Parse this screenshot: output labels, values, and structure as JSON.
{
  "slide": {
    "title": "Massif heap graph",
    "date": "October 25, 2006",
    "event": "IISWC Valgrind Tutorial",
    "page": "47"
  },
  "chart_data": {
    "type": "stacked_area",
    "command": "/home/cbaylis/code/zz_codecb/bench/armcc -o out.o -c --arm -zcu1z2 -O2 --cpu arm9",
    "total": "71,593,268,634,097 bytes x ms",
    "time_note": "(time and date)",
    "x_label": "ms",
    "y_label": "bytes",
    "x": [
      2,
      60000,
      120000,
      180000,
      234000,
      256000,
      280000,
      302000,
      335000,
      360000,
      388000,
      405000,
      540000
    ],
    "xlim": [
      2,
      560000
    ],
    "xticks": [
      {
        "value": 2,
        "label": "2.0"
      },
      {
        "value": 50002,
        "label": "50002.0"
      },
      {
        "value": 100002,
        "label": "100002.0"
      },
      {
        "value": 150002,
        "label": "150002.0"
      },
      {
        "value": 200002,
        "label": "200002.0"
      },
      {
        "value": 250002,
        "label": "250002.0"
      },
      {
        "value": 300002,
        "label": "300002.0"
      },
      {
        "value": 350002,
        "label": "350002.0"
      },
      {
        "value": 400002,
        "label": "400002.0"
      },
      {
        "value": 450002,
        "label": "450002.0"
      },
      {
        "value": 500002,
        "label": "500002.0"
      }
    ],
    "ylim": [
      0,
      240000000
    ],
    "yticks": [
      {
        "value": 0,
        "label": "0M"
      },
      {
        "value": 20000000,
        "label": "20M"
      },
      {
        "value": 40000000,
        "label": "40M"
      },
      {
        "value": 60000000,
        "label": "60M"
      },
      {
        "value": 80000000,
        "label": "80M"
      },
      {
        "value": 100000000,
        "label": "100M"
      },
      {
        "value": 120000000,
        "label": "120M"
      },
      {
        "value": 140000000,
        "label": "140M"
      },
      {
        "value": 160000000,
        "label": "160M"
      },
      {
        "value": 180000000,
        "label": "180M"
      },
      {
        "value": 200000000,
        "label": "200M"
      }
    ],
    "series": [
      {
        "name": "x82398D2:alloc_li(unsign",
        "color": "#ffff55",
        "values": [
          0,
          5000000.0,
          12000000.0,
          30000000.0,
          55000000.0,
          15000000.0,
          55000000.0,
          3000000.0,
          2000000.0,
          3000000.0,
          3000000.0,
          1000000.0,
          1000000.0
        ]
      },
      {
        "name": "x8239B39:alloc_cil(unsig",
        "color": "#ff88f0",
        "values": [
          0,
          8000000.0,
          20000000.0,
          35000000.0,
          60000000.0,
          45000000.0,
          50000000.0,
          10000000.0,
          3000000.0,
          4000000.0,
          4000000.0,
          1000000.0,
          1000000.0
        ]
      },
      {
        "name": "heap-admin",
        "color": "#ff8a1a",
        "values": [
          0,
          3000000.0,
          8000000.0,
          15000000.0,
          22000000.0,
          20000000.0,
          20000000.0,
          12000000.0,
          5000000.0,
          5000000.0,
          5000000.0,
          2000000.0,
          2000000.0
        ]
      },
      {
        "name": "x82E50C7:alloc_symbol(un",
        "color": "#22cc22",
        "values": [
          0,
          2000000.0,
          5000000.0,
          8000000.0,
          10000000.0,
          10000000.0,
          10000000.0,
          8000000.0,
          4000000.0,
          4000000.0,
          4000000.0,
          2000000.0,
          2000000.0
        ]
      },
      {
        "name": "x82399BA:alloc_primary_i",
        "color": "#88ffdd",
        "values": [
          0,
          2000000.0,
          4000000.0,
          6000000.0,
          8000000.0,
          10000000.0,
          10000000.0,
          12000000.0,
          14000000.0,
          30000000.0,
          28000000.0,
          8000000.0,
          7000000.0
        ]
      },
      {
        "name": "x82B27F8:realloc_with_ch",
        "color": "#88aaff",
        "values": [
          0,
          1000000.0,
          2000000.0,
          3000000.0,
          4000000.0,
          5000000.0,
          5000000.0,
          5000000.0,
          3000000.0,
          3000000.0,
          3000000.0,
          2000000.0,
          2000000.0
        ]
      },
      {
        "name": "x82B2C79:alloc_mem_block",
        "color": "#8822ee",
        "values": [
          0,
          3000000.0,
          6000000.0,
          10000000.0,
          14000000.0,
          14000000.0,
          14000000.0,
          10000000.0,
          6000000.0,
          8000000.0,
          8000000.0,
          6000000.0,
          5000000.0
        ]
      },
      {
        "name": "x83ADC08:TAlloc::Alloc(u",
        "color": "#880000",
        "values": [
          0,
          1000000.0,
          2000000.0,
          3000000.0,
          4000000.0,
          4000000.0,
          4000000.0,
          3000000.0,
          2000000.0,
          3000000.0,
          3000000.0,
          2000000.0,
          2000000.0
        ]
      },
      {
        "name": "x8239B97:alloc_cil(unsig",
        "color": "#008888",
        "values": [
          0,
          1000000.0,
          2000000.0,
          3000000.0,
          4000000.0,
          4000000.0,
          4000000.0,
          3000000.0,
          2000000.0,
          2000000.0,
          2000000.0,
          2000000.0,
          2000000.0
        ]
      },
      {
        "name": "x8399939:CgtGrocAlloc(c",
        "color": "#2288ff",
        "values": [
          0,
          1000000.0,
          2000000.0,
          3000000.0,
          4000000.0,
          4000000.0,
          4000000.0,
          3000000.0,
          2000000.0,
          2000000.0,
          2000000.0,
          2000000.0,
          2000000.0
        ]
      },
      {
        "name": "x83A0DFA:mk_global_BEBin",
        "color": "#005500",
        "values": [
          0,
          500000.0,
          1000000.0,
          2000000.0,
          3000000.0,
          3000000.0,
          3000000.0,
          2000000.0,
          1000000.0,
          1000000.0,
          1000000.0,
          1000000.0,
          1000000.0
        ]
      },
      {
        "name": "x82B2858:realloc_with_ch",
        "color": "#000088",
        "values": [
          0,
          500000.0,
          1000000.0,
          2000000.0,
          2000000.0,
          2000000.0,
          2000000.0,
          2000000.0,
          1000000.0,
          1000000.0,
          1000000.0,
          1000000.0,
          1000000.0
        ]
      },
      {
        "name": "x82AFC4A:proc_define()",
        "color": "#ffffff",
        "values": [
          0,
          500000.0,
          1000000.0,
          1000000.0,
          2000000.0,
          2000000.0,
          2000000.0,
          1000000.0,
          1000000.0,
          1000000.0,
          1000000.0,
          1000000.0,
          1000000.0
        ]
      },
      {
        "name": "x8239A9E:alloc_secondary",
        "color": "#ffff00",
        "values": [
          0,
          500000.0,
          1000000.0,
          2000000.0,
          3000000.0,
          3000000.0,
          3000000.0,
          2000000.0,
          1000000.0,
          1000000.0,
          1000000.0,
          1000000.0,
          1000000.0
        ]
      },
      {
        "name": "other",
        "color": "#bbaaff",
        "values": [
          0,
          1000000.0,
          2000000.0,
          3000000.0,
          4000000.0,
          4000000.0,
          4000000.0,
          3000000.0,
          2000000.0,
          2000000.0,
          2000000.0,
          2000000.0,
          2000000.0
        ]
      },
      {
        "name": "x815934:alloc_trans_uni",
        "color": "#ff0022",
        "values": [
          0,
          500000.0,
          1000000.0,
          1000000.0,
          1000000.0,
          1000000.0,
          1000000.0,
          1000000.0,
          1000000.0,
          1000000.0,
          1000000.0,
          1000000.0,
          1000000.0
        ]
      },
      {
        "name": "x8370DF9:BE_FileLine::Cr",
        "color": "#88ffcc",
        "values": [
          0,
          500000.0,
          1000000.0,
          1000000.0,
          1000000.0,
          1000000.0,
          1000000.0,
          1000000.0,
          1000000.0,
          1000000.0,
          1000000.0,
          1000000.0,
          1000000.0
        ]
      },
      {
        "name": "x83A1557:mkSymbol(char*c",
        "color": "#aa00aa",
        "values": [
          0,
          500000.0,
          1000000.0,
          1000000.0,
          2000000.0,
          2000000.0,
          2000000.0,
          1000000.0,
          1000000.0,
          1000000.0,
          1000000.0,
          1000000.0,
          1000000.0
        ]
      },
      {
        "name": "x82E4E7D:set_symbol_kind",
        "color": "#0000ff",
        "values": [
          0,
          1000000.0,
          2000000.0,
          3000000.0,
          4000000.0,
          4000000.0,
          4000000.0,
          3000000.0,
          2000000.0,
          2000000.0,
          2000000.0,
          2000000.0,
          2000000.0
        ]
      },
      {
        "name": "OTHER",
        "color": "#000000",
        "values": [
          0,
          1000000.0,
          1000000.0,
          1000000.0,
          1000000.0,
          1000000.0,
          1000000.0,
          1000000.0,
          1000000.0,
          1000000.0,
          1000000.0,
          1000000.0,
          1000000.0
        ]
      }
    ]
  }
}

-------

Tally the lines in this data that hold the word "bytes" and state only the count.

2